Directions: Only a number is required: how many lines of the material contain the word "والخصوص"?

(Saved entries)
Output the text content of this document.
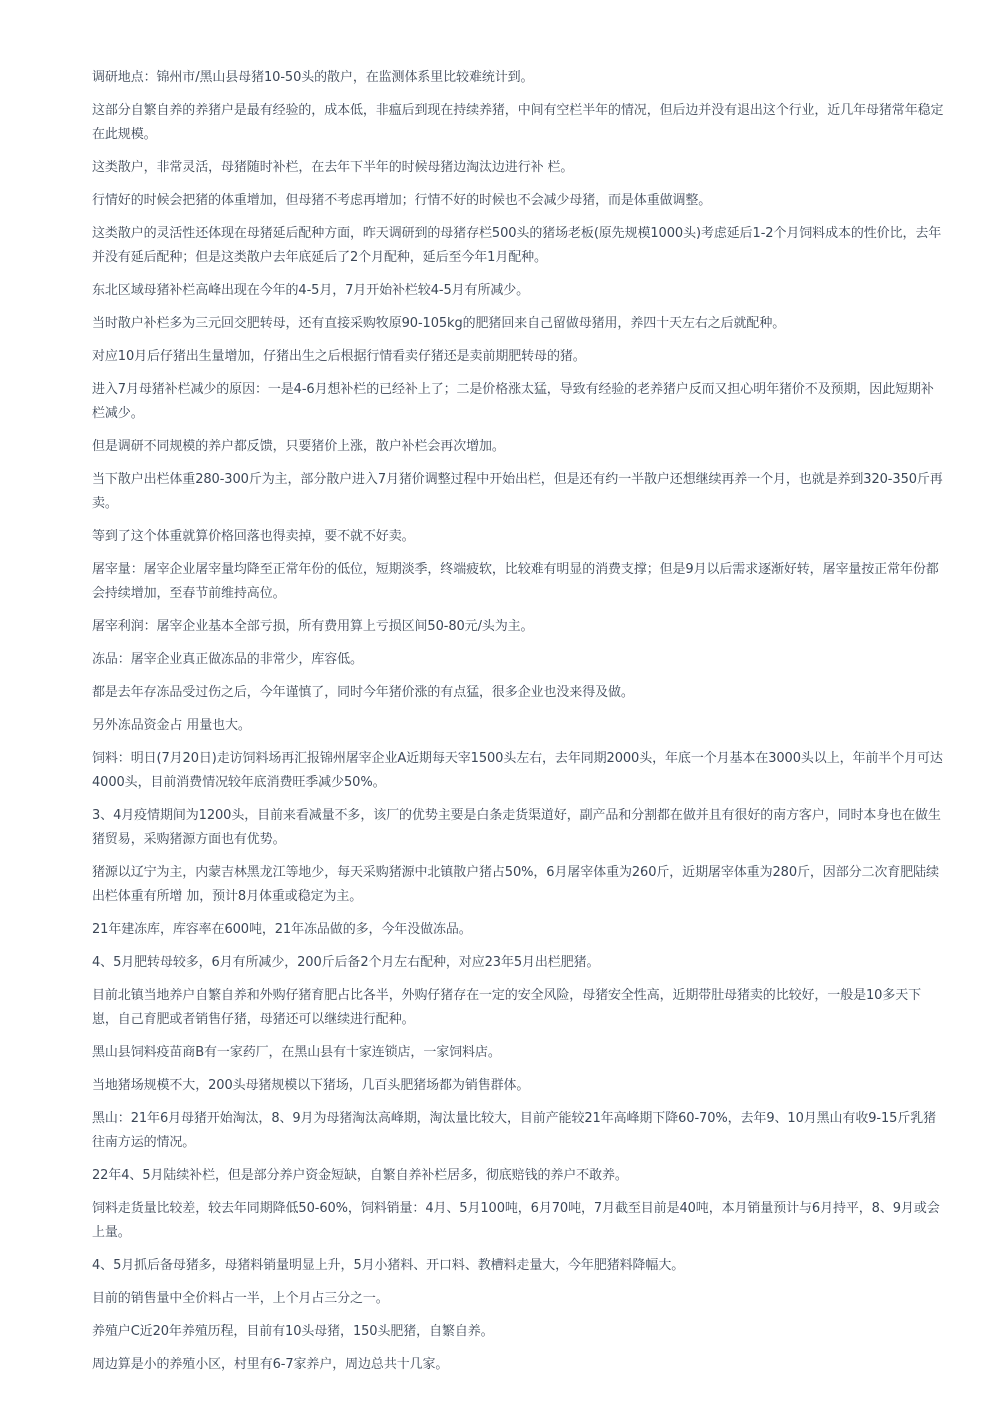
调研地点：锦州市/黑山县母猪10-50头的散户，在监测体系里比较难统计到。

这部分自繁自养的养猪户是最有经验的，成本低，非瘟后到现在持续养猪，中间有空栏半年的情况，但后边并没有退出这个行业，近几年母猪常年稳定在此规模。

这类散户，非常灵活，母猪随时补栏，在去年下半年的时候母猪边淘汰边进行补 栏。

行情好的时候会把猪的体重增加，但母猪不考虑再增加；行情不好的时候也不会减少母猪，而是体重做调整。

这类散户的灵活性还体现在母猪延后配种方面，昨天调研到的母猪存栏500头的猪场老板(原先规模1000头)考虑延后1-2个月饲料成本的性价比，去年并没有延后配种；但是这类散户去年底延后了2个月配种，延后至今年1月配种。

东北区域母猪补栏高峰出现在今年的4-5月，7月开始补栏较4-5月有所减少。

当时散户补栏多为三元回交肥转母，还有直接采购牧原90-105kg的肥猪回来自己留做母猪用，养四十天左右之后就配种。

对应10月后仔猪出生量增加，仔猪出生之后根据行情看卖仔猪还是卖前期肥转母的猪。

进入7月母猪补栏减少的原因：一是4-6月想补栏的已经补上了；二是价格涨太猛，导致有经验的老养猪户反而又担心明年猪价不及预期，因此短期补栏减少。

但是调研不同规模的养户都反馈，只要猪价上涨，散户补栏会再次增加。

当下散户出栏体重280-300斤为主，部分散户进入7月猪价调整过程中开始出栏，但是还有约一半散户还想继续再养一个月，也就是养到320-350斤再卖。

等到了这个体重就算价格回落也得卖掉，要不就不好卖。

屠宰量：屠宰企业屠宰量均降至正常年份的低位，短期淡季，终端疲软，比较难有明显的消费支撑；但是9月以后需求逐渐好转，屠宰量按正常年份都会持续增加，至春节前维持高位。

屠宰利润：屠宰企业基本全部亏损，所有费用算上亏损区间50-80元/头为主。

冻品：屠宰企业真正做冻品的非常少，库容低。

都是去年存冻品受过伤之后，今年谨慎了，同时今年猪价涨的有点猛，很多企业也没来得及做。

另外冻品资金占 用量也大。

饲料：明日(7月20日)走访饲料场再汇报锦州屠宰企业A近期每天宰1500头左右，去年同期2000头，年底一个月基本在3000头以上，年前半个月可达4000头，目前消费情况较年底消费旺季减少50%。

3、4月疫情期间为1200头，目前来看减量不多，该厂的优势主要是白条走货渠道好，副产品和分割都在做并且有很好的南方客户，同时本身也在做生猪贸易，采购猪源方面也有优势。

猪源以辽宁为主，内蒙吉林黑龙江等地少，每天采购猪源中北镇散户猪占50%，6月屠宰体重为260斤，近期屠宰体重为280斤，因部分二次育肥陆续出栏体重有所增 加，预计8月体重或稳定为主。

21年建冻库，库容率在600吨，21年冻品做的多，今年没做冻品。

4、5月肥转母较多，6月有所减少，200斤后备2个月左右配种，对应23年5月出栏肥猪。

目前北镇当地养户自繁自养和外购仔猪育肥占比各半，外购仔猪存在一定的安全风险，母猪安全性高，近期带肚母猪卖的比较好，一般是10多天下崽，自己育肥或者销售仔猪，母猪还可以继续进行配种。

黑山县饲料疫苗商B有一家药厂，在黑山县有十家连锁店，一家饲料店。

当地猪场规模不大，200头母猪规模以下猪场，几百头肥猪场都为销售群体。

黑山：21年6月母猪开始淘汰，8、9月为母猪淘汰高峰期，淘汰量比较大，目前产能较21年高峰期下降60-70%，去年9、10月黑山有收9-15斤乳猪往南方运的情况。

22年4、5月陆续补栏，但是部分养户资金短缺，自繁自养补栏居多，彻底赔钱的养户不敢养。

饲料走货量比较差，较去年同期降低50-60%，饲料销量：4月、5月100吨，6月70吨，7月截至目前是40吨，本月销量预计与6月持平，8、9月或会上量。

4、5月抓后备母猪多，母猪料销量明显上升，5月小猪料、开口料、教槽料走量大，今年肥猪料降幅大。

目前的销售量中全价料占一半，上个月占三分之一。

养殖户C近20年养殖历程，目前有10头母猪，150头肥猪，自繁自养。

周边算是小的养殖小区，村里有6-7家养户，周边总共十几家。
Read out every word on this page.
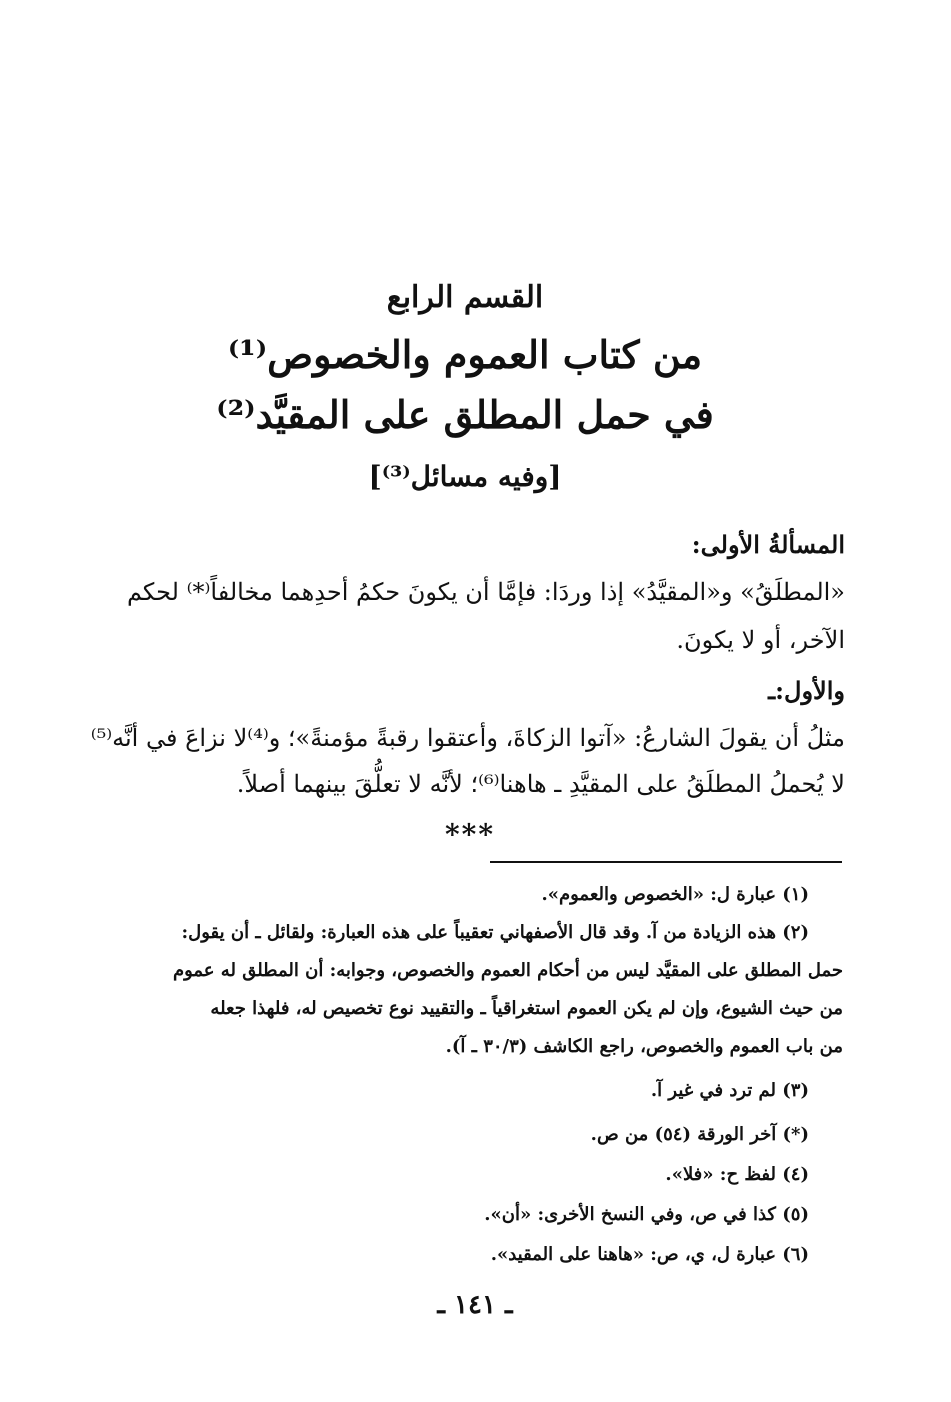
القسم الرابع
من كتاب العموم والخصوص⁽¹⁾
في حمل المطلق على المقيَّد⁽²⁾
[وفيه مسائل⁽³⁾]
المسألةُ الأولى:
«المطلَقُ» و«المقيَّدُ» إذا وردَا: فإمَّا أن يكونَ حكمُ أحدِهما مخالفاً⁽*⁾ لحكم
الآخر، أو لا يكونَ.
والأول:ـ
مثلُ أن يقولَ الشارعُ: «آتوا الزكاةَ، وأعتقوا رقبةً مؤمنةً»؛ و⁽⁴⁾لا نزاعَ في أنَّه⁽⁵⁾
لا يُحملُ المطلَقُ على المقيَّدِ ـ هاهنا⁽⁶⁾؛ لأنَّه لا تعلُّقَ بينهما أصلاً.
***
(١) عبارة ل: «الخصوص والعموم».
(٢) هذه الزيادة من آ. وقد قال الأصفهاني تعقيباً على هذه العبارة: ولقائل ـ أن يقول:
حمل المطلق على المقيَّد ليس من أحكام العموم والخصوص، وجوابه: أن المطلق له عموم
من حيث الشيوع، وإن لم يكن العموم استغراقياً ـ والتقييد نوع تخصيص له، فلهذا جعله
من باب العموم والخصوص، راجع الكاشف (٣٠/٣ ـ آ).
(٣) لم ترد في غير آ.
(*) آخر الورقة (٥٤) من ص.
(٤) لفظ ح: «فلا».
(٥) كذا في ص، وفي النسخ الأخرى: «أن».
(٦) عبارة ل، ي، ص: «هاهنا على المقيد».
ـ ١٤١ ـ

The solution: 3